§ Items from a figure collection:
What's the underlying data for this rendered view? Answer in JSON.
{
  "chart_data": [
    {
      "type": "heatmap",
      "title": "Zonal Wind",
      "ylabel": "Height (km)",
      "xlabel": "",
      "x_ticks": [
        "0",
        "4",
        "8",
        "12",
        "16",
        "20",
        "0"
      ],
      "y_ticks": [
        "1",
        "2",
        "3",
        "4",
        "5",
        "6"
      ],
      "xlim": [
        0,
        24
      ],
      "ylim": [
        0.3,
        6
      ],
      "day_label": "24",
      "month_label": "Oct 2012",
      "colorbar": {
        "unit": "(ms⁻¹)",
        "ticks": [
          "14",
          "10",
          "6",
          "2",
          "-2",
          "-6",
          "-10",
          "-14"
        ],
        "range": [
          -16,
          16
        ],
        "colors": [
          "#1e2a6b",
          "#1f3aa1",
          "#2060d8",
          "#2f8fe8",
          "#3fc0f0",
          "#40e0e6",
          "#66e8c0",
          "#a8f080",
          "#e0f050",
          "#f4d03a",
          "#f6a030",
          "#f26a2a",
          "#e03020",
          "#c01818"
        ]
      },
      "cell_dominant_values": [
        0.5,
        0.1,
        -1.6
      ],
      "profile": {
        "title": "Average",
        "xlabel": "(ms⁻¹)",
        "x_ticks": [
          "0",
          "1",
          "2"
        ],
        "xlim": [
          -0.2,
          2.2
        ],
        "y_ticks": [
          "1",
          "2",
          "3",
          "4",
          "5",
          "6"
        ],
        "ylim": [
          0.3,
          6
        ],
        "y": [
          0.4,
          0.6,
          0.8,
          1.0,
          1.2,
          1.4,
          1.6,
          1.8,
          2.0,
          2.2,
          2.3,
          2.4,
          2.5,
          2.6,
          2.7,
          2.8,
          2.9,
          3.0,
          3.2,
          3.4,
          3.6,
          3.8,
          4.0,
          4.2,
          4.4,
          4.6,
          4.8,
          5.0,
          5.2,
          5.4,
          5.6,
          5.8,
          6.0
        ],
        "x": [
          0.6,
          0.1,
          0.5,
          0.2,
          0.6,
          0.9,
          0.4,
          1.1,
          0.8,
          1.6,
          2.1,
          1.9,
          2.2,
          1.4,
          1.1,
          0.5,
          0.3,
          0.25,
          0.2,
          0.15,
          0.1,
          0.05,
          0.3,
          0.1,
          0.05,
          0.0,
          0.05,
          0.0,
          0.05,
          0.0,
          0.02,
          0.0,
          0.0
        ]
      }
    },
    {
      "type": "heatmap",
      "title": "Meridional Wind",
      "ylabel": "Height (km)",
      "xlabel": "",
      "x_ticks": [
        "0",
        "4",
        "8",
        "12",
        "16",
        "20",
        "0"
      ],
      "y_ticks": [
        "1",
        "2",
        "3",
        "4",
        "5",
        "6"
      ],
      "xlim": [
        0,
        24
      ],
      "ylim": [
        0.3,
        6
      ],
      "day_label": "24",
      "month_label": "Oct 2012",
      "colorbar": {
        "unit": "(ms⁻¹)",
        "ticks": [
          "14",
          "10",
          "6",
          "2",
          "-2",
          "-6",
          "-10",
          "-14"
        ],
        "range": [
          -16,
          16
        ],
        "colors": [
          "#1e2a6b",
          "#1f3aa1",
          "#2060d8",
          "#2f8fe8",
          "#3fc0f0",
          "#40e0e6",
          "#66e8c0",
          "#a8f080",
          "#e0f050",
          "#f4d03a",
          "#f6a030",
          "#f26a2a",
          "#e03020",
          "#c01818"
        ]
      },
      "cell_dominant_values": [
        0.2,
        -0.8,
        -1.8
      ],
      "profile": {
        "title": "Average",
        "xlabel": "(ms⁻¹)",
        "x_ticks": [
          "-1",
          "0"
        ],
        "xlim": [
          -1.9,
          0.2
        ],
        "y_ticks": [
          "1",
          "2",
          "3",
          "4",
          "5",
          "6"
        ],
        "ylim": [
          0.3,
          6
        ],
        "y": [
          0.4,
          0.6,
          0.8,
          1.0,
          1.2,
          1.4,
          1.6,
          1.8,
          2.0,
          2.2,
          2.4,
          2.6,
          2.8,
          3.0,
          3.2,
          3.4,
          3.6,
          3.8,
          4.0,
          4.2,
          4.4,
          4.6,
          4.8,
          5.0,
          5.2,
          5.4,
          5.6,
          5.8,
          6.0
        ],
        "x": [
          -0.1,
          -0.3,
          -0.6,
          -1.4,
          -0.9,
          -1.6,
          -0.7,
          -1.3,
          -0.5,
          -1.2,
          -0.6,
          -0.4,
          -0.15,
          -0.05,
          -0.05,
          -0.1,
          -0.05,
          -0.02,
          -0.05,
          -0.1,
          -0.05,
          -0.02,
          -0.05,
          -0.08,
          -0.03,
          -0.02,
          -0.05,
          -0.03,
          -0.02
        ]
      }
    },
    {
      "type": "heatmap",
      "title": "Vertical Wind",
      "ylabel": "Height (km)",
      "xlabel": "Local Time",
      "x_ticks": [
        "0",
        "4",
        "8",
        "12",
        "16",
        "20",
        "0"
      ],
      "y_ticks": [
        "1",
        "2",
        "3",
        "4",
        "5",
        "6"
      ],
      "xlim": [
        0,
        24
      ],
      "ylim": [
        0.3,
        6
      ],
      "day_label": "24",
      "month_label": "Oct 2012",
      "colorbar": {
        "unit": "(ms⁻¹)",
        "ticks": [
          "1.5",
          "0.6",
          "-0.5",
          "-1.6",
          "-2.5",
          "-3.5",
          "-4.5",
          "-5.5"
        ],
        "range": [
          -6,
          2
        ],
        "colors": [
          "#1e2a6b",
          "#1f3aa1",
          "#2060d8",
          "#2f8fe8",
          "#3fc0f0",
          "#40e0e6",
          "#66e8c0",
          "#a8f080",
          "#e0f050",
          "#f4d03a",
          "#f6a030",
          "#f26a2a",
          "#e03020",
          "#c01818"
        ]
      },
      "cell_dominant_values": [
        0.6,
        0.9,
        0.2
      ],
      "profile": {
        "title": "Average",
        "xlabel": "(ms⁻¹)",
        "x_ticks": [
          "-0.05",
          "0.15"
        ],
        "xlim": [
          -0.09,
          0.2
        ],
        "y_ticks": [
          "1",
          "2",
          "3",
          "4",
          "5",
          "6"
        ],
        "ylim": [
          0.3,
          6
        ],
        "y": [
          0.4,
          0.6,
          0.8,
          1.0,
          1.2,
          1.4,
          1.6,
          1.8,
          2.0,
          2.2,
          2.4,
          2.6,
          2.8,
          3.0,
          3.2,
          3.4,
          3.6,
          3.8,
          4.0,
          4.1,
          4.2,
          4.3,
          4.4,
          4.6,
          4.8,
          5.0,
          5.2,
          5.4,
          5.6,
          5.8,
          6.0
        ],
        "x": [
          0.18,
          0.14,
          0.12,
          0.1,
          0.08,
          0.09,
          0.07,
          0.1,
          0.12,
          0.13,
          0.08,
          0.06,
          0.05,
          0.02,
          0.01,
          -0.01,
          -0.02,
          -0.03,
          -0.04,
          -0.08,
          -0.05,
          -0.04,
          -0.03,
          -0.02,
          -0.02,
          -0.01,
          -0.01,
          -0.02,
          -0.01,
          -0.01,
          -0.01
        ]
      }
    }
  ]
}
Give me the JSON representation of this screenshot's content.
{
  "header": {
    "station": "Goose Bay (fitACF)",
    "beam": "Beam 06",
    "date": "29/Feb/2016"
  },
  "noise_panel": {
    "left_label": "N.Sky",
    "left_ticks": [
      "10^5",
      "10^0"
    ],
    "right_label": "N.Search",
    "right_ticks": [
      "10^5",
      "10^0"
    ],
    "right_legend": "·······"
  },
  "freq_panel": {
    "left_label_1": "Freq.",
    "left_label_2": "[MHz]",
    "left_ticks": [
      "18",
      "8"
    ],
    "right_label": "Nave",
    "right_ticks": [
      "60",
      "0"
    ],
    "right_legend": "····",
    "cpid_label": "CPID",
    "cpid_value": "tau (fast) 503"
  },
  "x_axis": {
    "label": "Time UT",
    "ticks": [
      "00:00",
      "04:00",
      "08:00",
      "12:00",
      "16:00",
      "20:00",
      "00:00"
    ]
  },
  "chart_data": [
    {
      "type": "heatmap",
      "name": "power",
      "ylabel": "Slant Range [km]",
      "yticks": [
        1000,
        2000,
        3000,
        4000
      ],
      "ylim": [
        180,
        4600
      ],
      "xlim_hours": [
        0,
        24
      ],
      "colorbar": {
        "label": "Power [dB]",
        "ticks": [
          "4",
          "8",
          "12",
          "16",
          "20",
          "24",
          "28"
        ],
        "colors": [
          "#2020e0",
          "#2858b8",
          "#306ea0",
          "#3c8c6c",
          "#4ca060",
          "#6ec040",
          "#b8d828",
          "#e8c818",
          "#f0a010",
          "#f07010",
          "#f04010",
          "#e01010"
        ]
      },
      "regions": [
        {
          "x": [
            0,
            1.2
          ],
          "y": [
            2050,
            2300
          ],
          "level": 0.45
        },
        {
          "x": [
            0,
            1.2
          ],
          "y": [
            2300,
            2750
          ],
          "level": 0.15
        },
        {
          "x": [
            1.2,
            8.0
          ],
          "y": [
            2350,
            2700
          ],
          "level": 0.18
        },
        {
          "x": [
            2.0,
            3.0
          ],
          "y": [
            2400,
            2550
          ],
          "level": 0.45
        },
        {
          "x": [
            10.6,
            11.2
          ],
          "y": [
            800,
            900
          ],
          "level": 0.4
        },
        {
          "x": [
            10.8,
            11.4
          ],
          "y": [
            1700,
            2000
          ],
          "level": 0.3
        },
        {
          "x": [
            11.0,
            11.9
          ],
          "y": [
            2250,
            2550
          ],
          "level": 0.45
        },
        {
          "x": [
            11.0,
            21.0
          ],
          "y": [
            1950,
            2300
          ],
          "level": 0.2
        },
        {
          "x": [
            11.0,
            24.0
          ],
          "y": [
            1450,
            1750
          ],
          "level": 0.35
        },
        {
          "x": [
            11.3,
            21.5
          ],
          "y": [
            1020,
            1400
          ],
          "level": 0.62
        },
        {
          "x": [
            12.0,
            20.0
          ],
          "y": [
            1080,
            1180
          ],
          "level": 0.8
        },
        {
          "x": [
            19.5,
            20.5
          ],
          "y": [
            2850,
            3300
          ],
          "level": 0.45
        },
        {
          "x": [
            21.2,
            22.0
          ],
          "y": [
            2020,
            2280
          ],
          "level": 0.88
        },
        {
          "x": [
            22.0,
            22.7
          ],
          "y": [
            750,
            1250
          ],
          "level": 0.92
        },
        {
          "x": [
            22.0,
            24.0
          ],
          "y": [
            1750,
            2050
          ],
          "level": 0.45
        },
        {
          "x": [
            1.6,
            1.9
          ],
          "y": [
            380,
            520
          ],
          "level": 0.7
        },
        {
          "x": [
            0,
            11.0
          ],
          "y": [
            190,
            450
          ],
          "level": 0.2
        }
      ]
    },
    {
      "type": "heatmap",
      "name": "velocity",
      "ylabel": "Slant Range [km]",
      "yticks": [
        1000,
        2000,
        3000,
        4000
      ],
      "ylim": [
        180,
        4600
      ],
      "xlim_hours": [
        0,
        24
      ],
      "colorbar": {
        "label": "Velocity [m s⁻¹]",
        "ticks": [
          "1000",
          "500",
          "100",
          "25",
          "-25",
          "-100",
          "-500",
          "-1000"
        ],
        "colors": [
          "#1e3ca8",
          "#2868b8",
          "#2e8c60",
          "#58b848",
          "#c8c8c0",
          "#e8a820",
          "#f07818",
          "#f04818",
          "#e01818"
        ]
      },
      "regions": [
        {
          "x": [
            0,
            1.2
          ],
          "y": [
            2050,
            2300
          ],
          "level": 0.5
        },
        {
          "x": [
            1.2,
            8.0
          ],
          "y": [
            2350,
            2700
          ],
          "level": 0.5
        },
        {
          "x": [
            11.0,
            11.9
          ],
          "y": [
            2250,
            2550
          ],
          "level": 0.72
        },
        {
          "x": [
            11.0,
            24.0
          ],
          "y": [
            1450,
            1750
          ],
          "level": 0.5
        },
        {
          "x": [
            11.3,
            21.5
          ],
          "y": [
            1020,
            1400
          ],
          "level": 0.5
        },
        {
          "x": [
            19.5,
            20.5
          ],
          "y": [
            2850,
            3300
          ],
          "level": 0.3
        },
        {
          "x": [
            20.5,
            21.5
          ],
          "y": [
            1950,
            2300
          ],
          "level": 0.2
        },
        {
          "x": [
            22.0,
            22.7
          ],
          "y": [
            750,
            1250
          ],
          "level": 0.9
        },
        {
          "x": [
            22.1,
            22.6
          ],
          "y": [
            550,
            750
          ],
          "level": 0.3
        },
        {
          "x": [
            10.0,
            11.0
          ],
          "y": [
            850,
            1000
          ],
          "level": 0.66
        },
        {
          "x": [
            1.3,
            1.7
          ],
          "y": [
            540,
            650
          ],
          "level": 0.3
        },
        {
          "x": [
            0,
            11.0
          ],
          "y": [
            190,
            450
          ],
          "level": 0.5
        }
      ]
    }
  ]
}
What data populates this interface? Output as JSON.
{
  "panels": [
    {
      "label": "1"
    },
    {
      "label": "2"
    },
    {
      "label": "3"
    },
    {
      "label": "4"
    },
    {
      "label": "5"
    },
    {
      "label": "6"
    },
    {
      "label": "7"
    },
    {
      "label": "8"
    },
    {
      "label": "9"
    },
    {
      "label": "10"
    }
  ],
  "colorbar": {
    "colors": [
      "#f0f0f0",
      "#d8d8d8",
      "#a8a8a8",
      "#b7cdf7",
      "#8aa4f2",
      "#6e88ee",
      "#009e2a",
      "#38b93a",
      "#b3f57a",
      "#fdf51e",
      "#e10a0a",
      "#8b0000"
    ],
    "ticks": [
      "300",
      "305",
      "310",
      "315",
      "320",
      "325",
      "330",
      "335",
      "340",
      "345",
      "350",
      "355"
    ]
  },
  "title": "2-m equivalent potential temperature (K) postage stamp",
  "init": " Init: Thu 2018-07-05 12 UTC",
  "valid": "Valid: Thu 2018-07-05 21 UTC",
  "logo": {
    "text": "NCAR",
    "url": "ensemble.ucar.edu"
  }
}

§ WRITTEN TASK:
Everything from the line containing "What data populates" to the end of the data above should be quoted exactly, please, both ends included, and nothing outside that span.

§ TASK OUTPUT:
What data populates this interface? Output as JSON.
{
  "panels": [
    {
      "label": "1"
    },
    {
      "label": "2"
    },
    {
      "label": "3"
    },
    {
      "label": "4"
    },
    {
      "label": "5"
    },
    {
      "label": "6"
    },
    {
      "label": "7"
    },
    {
      "label": "8"
    },
    {
      "label": "9"
    },
    {
      "label": "10"
    }
  ],
  "colorbar": {
    "colors": [
      "#f0f0f0",
      "#d8d8d8",
      "#a8a8a8",
      "#b7cdf7",
      "#8aa4f2",
      "#6e88ee",
      "#009e2a",
      "#38b93a",
      "#b3f57a",
      "#fdf51e",
      "#e10a0a",
      "#8b0000"
    ],
    "ticks": [
      "300",
      "305",
      "310",
      "315",
      "320",
      "325",
      "330",
      "335",
      "340",
      "345",
      "350",
      "355"
    ]
  },
  "title": "2-m equivalent potential temperature (K) postage stamp",
  "init": " Init: Thu 2018-07-05 12 UTC",
  "valid": "Valid: Thu 2018-07-05 21 UTC",
  "logo": {
    "text": "NCAR",
    "url": "ensemble.ucar.edu"
  }
}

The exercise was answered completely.